■ Stated goal 1 ■
According to the blog post, why does the latest Behind the Cloud white paper step back from the technology itself? Answer in one to three sentences.
■ Stated goal 2 ■
Please retype the blog post word for word, everything from "At Omphalos Fund, we" down to "investor must navigate.".

■ Document excerpt ■

Blog, News

Anything Can Happen – Why Backtests Always Look Amazing (Until They Don’t)

October 9, 2025 | by omfalos

#57 - Behind The Cloud: Fundamentals in Quant Investing (1/12)

Anything Can Happen – Why Backtests Always Look Amazing (Until They Don’t)

October 2025

𝗙𝘂𝗻𝗱𝗮𝗺𝗲𝗻𝘁𝗮𝗹𝘀 𝗼𝗳 𝗤𝘂𝗮𝗻𝘁𝗶𝘁𝗮𝘁𝗶𝘃𝗲 𝗜𝗻𝘃𝗲𝘀𝘁𝗺𝗲𝗻𝘁𝘀

In this series, the Omphalos AI Research Team want to discuss the key and fundamental aspects of quantitative investing in detail and depth. In particular, our series will not be a beautiful story of how to build the holy grail of investing, but rather a long list of pitfalls that can be encountered when building such systems. It will not be a complete and exhaustive list of pitfalls, but we will try to describe those we discuss in great depth so that their significance is clear to everyone. And importantly, this will not be a purely theoretical discussion. We will provide a practical view on all of these aspects — shaped by real-world lessons and, in many cases, by our own painful and sometimes even traumatic experiences in building and testing systematic investment strategies. These hard-earned lessons are precisely why Omphalos Fund has been designed as a resilient, modular, and diversified platform — built to avoid the traps that have undone so many before.

At Omphalos Fund, we have always been clear about one thing: artificial intelligence is not magic. It is a powerful tool, but its value depends entirely on the system it operates in and the rules that guide it. When applied to asset management, this means that even the most advanced AI can only be effective if it is built on a deep understanding of how markets work — with all their complexities, inefficiencies, and risks.

That is why our latest Behind the Cloud white paper takes a step back from the technology itself. Instead, it examines the foundations of quantitative investing — the real-world mechanics, pitfalls, and paradoxes that shape investment strategies. The aim is not to present a flawless “holy grail” of investing, but to show the challenges and traps that every systematic investor must navigate.

We believe this is essential for anyone working with AI in finance. Without appreciating the underlying business of investing, AI models risk becoming black boxes that look impressive in theory but fail in practice. By shedding light on the subtle but critical issues in quantitative investment design — from overfitting to diversification, from the illusion of normal distributions to the reality of risk of ruin — we provide context for why our platform is built the way it is: modular, transparent, and resilient.

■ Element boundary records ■
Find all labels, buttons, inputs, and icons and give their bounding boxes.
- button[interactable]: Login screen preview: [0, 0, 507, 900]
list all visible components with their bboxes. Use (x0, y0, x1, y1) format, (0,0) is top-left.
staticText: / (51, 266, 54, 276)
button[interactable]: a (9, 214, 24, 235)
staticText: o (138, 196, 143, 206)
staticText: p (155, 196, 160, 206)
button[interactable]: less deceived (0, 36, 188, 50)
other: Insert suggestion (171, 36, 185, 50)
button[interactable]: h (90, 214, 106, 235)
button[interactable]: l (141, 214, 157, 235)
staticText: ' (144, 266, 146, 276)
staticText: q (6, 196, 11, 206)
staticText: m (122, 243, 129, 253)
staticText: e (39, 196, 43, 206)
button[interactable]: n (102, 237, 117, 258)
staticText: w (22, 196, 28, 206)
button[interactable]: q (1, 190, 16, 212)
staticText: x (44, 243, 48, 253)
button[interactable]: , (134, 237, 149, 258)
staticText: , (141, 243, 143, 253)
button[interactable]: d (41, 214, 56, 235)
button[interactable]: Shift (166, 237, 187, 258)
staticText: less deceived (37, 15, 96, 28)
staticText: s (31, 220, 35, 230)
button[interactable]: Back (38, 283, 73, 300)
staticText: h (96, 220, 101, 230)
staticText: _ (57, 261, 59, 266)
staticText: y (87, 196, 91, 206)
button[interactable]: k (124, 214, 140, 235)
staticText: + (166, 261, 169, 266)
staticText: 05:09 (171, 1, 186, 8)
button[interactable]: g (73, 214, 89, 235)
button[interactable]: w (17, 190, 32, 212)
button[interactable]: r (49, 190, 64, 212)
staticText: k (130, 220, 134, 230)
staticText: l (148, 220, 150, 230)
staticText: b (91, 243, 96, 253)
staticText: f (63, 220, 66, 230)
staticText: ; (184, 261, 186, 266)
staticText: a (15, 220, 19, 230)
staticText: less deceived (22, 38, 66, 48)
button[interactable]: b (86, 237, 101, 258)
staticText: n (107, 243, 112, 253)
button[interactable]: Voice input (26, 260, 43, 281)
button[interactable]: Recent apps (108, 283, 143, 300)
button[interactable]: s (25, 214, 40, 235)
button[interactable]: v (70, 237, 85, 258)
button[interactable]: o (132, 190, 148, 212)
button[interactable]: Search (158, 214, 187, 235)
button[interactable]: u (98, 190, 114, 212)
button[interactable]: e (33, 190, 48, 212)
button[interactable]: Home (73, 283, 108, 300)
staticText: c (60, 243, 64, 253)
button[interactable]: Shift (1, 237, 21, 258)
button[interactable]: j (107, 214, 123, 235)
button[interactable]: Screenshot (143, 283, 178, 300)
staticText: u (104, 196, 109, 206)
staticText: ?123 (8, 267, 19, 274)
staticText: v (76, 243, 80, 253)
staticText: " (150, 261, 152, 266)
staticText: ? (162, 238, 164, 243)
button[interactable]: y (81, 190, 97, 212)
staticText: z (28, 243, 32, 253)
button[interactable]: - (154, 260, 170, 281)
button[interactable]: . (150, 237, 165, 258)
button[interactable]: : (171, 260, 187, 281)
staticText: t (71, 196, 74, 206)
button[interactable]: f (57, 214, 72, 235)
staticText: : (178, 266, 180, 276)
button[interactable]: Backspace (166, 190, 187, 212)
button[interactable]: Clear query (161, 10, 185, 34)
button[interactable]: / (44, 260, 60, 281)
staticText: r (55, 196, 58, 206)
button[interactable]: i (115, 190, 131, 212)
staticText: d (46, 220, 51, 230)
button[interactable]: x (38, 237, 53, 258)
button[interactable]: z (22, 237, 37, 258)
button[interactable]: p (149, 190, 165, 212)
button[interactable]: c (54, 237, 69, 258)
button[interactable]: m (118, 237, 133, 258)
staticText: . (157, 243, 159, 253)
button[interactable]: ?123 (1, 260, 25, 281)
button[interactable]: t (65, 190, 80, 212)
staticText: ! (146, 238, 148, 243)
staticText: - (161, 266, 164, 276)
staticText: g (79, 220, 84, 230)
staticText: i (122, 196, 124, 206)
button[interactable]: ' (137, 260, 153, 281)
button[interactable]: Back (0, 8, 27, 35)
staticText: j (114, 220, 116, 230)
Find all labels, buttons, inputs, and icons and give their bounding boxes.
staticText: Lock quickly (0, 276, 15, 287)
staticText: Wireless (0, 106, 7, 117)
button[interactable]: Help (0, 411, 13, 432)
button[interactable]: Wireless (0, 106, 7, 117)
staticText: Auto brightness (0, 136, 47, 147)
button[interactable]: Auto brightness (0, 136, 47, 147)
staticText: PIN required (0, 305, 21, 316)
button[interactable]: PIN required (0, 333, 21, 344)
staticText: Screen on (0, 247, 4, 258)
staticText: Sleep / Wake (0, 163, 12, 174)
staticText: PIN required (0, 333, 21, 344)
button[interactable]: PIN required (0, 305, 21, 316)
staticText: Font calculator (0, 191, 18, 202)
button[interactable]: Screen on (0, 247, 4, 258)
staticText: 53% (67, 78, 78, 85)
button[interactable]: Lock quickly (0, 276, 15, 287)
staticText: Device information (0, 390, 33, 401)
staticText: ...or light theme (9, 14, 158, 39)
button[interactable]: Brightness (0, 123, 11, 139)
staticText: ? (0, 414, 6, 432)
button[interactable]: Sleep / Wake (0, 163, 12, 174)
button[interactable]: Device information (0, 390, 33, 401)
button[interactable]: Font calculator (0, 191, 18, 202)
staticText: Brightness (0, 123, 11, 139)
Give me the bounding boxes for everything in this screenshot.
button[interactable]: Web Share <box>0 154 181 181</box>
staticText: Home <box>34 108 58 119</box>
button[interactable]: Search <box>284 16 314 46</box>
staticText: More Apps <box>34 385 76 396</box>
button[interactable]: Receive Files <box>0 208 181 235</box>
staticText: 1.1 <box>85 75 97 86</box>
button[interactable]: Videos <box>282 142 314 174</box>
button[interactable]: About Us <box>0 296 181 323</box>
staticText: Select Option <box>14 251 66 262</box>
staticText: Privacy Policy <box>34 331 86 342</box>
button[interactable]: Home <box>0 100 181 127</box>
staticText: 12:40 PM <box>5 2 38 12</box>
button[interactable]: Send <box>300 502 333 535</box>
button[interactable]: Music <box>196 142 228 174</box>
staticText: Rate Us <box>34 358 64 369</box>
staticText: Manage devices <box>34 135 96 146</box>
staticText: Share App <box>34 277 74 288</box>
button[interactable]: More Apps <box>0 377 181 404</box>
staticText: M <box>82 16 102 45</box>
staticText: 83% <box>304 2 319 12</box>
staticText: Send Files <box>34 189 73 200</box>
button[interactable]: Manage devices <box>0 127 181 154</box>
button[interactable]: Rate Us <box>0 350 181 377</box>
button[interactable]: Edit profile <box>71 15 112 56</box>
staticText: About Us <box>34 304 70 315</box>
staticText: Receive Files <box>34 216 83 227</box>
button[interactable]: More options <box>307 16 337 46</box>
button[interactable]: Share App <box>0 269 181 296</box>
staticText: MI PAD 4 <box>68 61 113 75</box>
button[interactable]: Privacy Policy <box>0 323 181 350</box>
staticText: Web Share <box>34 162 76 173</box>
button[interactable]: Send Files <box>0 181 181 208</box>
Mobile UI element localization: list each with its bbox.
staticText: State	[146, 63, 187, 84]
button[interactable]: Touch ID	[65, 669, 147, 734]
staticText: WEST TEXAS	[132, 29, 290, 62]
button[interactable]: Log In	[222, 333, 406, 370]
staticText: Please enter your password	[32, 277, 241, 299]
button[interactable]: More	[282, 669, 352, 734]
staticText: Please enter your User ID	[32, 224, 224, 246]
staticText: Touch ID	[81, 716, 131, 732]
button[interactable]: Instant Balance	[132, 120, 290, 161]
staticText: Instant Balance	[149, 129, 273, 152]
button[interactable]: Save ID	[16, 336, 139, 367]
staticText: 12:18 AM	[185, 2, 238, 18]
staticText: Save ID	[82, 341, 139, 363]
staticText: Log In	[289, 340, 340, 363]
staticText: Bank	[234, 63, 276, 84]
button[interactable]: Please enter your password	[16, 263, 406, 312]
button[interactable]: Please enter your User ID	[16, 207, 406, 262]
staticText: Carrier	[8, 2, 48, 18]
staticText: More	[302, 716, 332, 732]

■ Correct output 1 ■
It does so because, in Omphalos Fund's view, artificial intelligence is not magic. Its value depends entirely on the system it operates in and the rules that guide it. Even the most advanced AI can only be effective in asset management if it is built on a deep understanding of how markets work, with all their complexities, inefficiencies, and risks.

■ Correct output 2 ■
At Omphalos Fund, we have always been clear about one thing: artificial intelligence is not magic. It is a powerful tool, but its value depends entirely on the system it operates in and the rules that guide it. When applied to asset management, this means that even the most advanced AI can only be effective if it is built on a deep understanding of how markets work — with all their complexities, inefficiencies, and risks.

That is why our latest Behind the Cloud white paper takes a step back from the technology itself. Instead, it examines the foundations of quantitative investing — the real-world mechanics, pitfalls, and paradoxes that shape investment strategies. The aim is not to present a flawless “holy grail” of investing, but to show the challenges and traps that every systematic investor must navigate.